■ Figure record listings
----
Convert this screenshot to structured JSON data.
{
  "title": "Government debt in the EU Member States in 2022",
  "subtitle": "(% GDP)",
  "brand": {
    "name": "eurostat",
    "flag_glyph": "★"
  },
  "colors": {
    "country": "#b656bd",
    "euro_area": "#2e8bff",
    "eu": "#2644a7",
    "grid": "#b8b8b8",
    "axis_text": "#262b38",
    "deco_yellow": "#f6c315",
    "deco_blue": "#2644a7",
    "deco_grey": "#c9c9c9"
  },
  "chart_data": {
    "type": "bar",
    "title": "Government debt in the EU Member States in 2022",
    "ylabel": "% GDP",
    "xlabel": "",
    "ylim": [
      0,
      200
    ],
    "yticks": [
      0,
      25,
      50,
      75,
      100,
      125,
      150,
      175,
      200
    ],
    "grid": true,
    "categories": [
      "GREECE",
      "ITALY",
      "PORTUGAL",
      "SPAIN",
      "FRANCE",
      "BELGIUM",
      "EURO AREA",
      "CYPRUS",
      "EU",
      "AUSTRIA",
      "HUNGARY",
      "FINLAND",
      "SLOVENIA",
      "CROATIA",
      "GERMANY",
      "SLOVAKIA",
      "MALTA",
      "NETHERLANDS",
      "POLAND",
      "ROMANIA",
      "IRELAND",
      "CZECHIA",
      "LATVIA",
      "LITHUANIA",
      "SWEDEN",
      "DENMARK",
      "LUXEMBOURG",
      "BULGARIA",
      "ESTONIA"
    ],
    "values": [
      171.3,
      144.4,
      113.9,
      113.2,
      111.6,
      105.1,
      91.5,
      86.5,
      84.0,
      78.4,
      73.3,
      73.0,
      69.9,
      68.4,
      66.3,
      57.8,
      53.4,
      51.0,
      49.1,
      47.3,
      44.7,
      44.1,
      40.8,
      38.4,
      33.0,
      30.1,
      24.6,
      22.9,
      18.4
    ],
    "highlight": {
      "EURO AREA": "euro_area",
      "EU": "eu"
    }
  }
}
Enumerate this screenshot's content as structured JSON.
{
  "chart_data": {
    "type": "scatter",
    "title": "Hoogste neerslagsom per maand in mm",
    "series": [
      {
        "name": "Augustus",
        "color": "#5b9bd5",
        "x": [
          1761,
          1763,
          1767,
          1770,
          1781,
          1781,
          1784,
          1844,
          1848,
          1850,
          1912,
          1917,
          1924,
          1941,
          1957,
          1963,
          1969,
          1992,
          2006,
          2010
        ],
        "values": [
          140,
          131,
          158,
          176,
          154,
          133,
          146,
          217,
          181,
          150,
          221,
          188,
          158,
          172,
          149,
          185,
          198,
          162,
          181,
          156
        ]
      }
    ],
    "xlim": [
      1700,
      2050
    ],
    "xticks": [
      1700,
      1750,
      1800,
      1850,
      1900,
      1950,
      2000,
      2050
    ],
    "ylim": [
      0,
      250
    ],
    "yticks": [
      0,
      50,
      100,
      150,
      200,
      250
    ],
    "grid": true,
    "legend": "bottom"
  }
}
----
■ What is being asked
Extract all of the data exactly as written.

■ Full answer
Convert this screenshot to structured JSON data.
{
  "title": "Government debt in the EU Member States in 2022",
  "subtitle": "(% GDP)",
  "brand": {
    "name": "eurostat",
    "flag_glyph": "★"
  },
  "colors": {
    "country": "#b656bd",
    "euro_area": "#2e8bff",
    "eu": "#2644a7",
    "grid": "#b8b8b8",
    "axis_text": "#262b38",
    "deco_yellow": "#f6c315",
    "deco_blue": "#2644a7",
    "deco_grey": "#c9c9c9"
  },
  "chart_data": {
    "type": "bar",
    "title": "Government debt in the EU Member States in 2022",
    "ylabel": "% GDP",
    "xlabel": "",
    "ylim": [
      0,
      200
    ],
    "yticks": [
      0,
      25,
      50,
      75,
      100,
      125,
      150,
      175,
      200
    ],
    "grid": true,
    "categories": [
      "GREECE",
      "ITALY",
      "PORTUGAL",
      "SPAIN",
      "FRANCE",
      "BELGIUM",
      "EURO AREA",
      "CYPRUS",
      "EU",
      "AUSTRIA",
      "HUNGARY",
      "FINLAND",
      "SLOVENIA",
      "CROATIA",
      "GERMANY",
      "SLOVAKIA",
      "MALTA",
      "NETHERLANDS",
      "POLAND",
      "ROMANIA",
      "IRELAND",
      "CZECHIA",
      "LATVIA",
      "LITHUANIA",
      "SWEDEN",
      "DENMARK",
      "LUXEMBOURG",
      "BULGARIA",
      "ESTONIA"
    ],
    "values": [
      171.3,
      144.4,
      113.9,
      113.2,
      111.6,
      105.1,
      91.5,
      86.5,
      84.0,
      78.4,
      73.3,
      73.0,
      69.9,
      68.4,
      66.3,
      57.8,
      53.4,
      51.0,
      49.1,
      47.3,
      44.7,
      44.1,
      40.8,
      38.4,
      33.0,
      30.1,
      24.6,
      22.9,
      18.4
    ],
    "highlight": {
      "EURO AREA": "euro_area",
      "EU": "eu"
    }
  }
}
Enumerate this screenshot's content as structured JSON.
{
  "chart_data": {
    "type": "scatter",
    "title": "Hoogste neerslagsom per maand in mm",
    "series": [
      {
        "name": "Augustus",
        "color": "#5b9bd5",
        "x": [
          1761,
          1763,
          1767,
          1770,
          1781,
          1781,
          1784,
          1844,
          1848,
          1850,
          1912,
          1917,
          1924,
          1941,
          1957,
          1963,
          1969,
          1992,
          2006,
          2010
        ],
        "values": [
          140,
          131,
          158,
          176,
          154,
          133,
          146,
          217,
          181,
          150,
          221,
          188,
          158,
          172,
          149,
          185,
          198,
          162,
          181,
          156
        ]
      }
    ],
    "xlim": [
      1700,
      2050
    ],
    "xticks": [
      1700,
      1750,
      1800,
      1850,
      1900,
      1950,
      2000,
      2050
    ],
    "ylim": [
      0,
      250
    ],
    "yticks": [
      0,
      50,
      100,
      150,
      200,
      250
    ],
    "grid": true,
    "legend": "bottom"
  }
}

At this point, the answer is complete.